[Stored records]
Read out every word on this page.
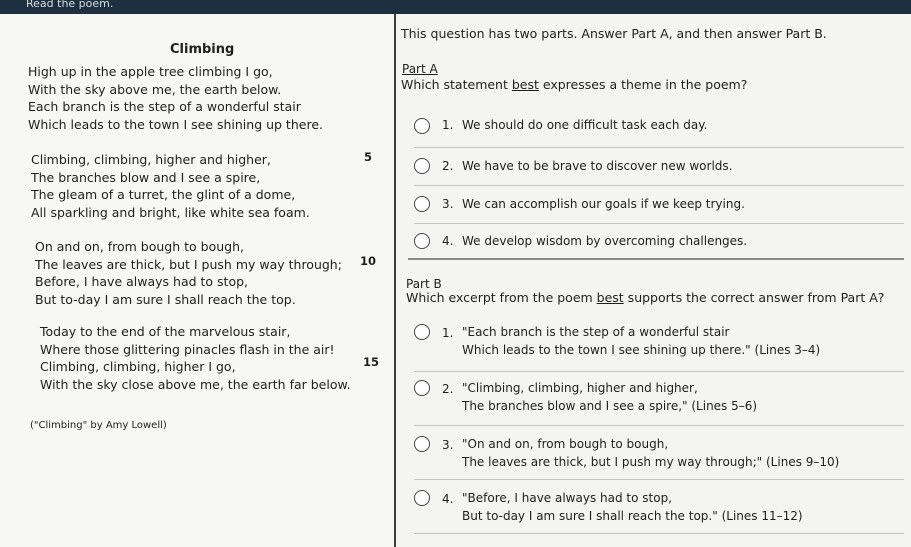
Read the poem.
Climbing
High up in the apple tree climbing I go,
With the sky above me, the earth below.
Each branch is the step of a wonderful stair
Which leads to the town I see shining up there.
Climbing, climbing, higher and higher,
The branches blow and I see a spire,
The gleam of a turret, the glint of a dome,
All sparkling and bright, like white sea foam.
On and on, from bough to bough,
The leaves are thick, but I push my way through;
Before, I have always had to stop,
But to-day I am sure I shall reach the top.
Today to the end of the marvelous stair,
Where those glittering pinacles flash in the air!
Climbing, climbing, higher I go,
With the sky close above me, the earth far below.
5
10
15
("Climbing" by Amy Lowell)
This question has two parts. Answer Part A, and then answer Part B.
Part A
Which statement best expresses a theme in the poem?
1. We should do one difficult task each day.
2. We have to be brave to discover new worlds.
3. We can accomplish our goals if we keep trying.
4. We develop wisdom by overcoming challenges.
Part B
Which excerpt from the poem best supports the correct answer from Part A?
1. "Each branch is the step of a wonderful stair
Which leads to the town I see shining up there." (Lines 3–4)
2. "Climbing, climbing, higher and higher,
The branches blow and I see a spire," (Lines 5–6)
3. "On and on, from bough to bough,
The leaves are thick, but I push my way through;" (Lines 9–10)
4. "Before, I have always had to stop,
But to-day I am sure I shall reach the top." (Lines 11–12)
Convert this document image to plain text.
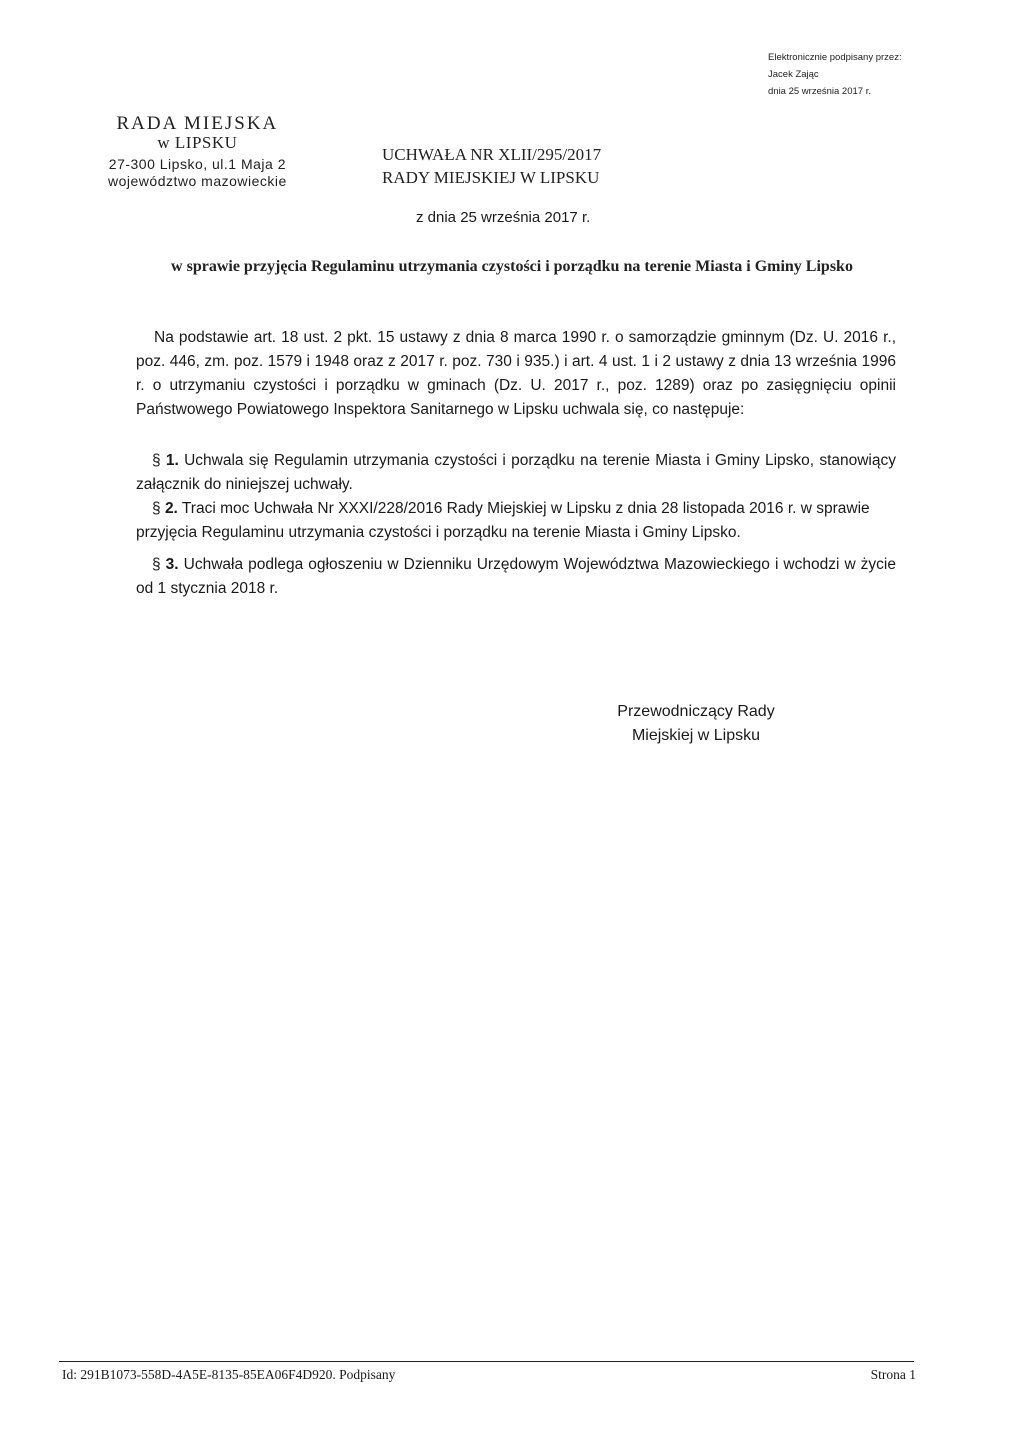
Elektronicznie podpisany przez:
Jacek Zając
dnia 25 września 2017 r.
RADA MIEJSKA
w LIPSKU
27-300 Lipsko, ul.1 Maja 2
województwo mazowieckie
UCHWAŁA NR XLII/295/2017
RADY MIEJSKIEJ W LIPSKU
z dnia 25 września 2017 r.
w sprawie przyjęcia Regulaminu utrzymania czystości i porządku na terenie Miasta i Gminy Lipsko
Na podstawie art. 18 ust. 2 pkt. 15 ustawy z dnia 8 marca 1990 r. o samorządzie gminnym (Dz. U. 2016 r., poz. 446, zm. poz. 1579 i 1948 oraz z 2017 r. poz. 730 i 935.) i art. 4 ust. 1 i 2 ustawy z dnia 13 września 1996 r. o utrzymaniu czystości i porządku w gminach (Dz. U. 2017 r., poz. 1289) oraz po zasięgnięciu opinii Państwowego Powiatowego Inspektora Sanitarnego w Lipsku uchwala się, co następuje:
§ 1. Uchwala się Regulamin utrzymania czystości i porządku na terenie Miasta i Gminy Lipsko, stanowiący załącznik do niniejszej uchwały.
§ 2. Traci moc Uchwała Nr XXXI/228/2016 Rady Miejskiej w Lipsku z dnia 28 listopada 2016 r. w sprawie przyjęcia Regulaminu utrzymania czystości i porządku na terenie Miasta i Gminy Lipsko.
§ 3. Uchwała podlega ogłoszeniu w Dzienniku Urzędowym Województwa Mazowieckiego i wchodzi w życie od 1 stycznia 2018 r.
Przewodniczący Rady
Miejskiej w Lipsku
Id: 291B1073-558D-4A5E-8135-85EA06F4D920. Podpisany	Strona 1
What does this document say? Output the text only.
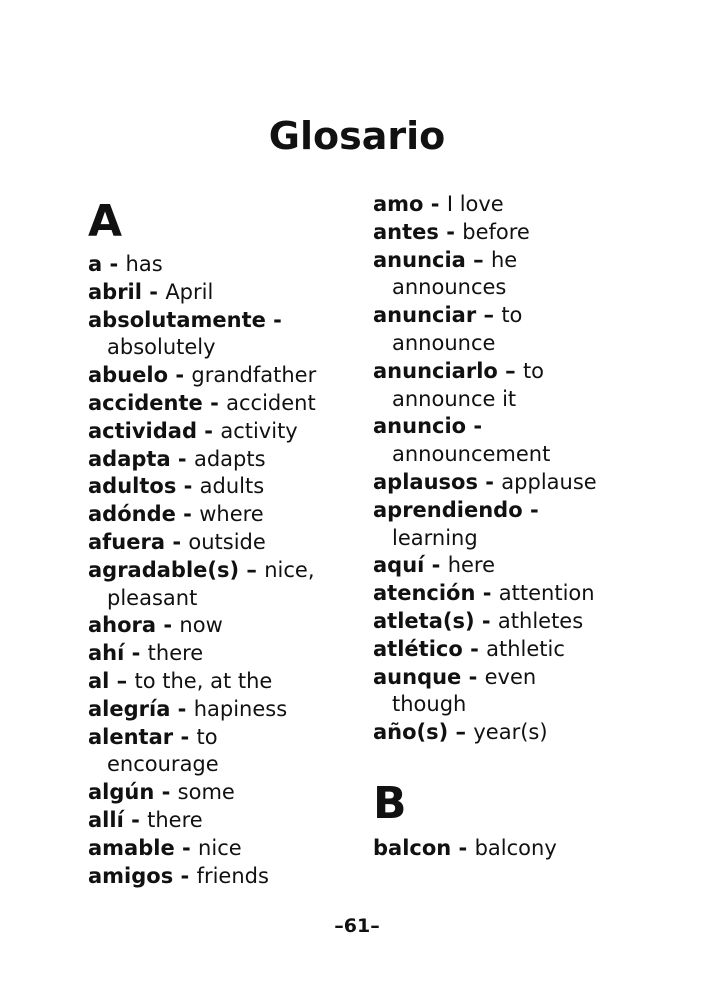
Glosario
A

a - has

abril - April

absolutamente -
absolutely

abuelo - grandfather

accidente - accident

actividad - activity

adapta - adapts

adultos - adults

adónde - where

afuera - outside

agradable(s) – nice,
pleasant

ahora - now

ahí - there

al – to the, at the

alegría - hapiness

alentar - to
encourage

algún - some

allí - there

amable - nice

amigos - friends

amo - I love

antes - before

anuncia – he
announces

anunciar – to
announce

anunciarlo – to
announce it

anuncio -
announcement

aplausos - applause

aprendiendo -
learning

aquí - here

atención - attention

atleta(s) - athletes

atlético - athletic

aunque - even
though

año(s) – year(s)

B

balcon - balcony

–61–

● Requirement: The word "shall" may appear on some lines. Report how many lines hold it, giving the number alone.

● The result: 2